Check each line of the material. Copy those containing "text".

Data to use:
☆ ☆ ☆ ☆ ☆

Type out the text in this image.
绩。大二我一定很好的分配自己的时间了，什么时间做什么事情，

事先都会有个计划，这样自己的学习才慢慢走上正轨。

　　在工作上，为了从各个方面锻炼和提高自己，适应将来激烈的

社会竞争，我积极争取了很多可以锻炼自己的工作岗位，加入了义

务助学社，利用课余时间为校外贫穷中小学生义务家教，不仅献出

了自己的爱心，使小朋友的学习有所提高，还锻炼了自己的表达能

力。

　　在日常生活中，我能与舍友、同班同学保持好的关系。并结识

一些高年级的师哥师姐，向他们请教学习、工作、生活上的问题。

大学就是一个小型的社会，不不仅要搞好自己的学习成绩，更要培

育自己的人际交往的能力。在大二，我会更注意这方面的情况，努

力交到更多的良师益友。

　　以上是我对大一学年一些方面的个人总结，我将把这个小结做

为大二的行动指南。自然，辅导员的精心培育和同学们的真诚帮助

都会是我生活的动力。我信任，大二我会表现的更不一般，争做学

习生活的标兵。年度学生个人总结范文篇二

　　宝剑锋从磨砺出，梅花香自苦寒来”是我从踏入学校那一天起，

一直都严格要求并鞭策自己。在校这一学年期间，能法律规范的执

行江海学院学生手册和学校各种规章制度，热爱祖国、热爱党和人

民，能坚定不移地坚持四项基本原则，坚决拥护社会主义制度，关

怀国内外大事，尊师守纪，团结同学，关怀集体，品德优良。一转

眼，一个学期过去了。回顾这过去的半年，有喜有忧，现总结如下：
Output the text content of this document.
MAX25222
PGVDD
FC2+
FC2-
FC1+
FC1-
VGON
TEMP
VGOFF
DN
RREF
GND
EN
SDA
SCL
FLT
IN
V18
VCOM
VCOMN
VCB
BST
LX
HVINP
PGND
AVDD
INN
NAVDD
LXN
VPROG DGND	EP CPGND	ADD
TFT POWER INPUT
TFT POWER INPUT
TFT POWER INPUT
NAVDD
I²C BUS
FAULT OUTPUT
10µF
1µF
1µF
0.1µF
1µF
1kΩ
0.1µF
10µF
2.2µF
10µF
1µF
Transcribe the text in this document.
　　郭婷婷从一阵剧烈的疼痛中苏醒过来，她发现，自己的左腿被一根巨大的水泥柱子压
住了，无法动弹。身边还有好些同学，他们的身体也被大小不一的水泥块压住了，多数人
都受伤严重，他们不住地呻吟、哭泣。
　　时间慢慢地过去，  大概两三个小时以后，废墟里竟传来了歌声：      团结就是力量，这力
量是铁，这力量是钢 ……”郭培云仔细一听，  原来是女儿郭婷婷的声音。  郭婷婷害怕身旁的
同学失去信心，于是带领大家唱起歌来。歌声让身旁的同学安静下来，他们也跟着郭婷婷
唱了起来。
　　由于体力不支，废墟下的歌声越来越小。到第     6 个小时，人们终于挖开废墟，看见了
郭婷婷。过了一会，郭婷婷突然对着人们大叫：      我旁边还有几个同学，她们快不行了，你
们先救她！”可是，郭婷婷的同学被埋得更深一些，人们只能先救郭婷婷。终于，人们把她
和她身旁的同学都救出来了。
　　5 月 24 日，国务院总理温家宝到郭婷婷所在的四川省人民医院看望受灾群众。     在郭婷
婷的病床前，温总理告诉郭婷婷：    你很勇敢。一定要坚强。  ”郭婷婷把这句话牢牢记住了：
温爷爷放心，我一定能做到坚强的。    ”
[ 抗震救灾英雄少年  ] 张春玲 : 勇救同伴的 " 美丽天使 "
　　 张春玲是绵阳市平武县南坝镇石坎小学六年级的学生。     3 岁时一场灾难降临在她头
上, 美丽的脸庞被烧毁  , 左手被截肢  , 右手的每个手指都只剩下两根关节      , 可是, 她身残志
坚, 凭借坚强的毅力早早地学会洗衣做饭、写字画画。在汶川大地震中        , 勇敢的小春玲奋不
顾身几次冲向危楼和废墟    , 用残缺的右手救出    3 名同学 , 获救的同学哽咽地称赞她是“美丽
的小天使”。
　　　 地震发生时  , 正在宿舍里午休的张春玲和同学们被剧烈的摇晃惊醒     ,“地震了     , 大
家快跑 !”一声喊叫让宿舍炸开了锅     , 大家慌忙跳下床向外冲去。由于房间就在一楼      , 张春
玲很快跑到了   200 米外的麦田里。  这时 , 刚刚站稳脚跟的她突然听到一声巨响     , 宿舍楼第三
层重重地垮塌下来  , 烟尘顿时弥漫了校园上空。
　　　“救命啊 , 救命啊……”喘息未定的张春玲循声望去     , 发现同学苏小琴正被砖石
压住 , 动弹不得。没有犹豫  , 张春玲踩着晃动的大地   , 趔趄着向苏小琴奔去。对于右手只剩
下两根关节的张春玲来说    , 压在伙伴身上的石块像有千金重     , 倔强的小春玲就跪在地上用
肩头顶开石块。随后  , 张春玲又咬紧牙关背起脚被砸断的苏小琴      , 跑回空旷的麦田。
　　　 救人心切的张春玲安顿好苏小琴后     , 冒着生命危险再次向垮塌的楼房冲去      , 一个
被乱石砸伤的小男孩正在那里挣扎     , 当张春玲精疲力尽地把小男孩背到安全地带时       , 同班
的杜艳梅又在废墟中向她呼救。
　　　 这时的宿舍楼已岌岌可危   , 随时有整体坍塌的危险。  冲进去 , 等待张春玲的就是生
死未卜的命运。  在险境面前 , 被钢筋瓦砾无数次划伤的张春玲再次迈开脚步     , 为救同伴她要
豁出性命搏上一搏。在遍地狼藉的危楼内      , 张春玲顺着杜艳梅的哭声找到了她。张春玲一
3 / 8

☆ ☆ ☆ ☆ ☆

Result for this task:
Type out the text in this image.
Output the text content of this document.
Transcribe the text in this document.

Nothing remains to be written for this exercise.